| WRITTEN TASK |
From the entries below, copy out every line with "支持ModBus" in it.

## START MATERIAL

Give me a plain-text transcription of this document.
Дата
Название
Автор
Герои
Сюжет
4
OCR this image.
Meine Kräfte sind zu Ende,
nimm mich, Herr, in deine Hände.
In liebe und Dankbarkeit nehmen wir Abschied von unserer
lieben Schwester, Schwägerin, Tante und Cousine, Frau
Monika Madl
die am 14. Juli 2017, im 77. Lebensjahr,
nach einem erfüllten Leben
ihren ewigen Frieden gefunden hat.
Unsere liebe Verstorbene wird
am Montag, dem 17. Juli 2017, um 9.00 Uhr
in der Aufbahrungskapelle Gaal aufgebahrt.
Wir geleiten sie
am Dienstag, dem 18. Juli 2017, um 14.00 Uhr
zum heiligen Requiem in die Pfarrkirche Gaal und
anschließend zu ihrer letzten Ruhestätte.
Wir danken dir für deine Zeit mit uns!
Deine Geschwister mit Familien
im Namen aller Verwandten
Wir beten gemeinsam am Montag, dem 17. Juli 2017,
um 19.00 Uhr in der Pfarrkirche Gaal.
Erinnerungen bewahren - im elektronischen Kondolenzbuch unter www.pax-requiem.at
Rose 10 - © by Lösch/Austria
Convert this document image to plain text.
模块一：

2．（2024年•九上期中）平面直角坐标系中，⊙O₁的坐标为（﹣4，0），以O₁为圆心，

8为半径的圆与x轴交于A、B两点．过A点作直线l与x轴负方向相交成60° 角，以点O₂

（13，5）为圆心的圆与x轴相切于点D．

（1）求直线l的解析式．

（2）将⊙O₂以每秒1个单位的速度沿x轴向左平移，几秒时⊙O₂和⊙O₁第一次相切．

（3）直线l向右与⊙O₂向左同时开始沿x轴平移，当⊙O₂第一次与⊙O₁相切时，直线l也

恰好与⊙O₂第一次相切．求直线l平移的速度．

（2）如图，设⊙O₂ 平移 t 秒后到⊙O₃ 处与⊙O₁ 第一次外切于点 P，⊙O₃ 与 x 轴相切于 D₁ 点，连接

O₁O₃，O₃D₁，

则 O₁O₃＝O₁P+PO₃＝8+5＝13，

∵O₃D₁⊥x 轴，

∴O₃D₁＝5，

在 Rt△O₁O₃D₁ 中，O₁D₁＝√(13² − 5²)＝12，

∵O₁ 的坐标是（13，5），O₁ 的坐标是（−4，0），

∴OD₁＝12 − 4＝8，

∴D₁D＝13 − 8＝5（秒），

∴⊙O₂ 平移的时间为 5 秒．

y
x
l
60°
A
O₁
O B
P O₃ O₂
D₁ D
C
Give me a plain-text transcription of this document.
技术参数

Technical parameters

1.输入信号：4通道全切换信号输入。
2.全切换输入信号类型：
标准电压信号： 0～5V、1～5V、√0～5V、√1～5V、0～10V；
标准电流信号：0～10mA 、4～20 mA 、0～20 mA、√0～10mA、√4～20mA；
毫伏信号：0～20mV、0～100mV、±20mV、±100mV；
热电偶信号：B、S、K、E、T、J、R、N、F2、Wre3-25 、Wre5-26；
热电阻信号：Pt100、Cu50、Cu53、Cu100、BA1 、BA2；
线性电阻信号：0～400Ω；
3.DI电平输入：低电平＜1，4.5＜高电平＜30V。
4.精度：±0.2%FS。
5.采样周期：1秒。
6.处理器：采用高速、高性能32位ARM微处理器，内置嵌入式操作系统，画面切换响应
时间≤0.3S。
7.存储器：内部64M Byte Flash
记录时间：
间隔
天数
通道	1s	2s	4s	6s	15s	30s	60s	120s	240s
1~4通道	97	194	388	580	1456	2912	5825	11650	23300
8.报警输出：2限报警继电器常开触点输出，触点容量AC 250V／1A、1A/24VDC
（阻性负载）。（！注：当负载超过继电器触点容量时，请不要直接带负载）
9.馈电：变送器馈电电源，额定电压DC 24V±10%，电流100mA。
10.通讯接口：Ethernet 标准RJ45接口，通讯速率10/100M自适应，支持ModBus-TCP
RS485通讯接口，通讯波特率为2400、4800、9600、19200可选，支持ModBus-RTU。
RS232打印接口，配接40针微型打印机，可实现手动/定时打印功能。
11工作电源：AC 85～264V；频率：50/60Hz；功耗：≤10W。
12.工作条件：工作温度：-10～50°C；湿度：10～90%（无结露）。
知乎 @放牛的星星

## END MATERIAL

| EXERCISE SOLUTION |
10.通讯接口：Ethernet 标准RJ45接口，通讯速率10/100M自适应，支持ModBus-TCP
RS485通讯接口，通讯波特率为2400、4800、9600、19200可选，支持ModBus-RTU。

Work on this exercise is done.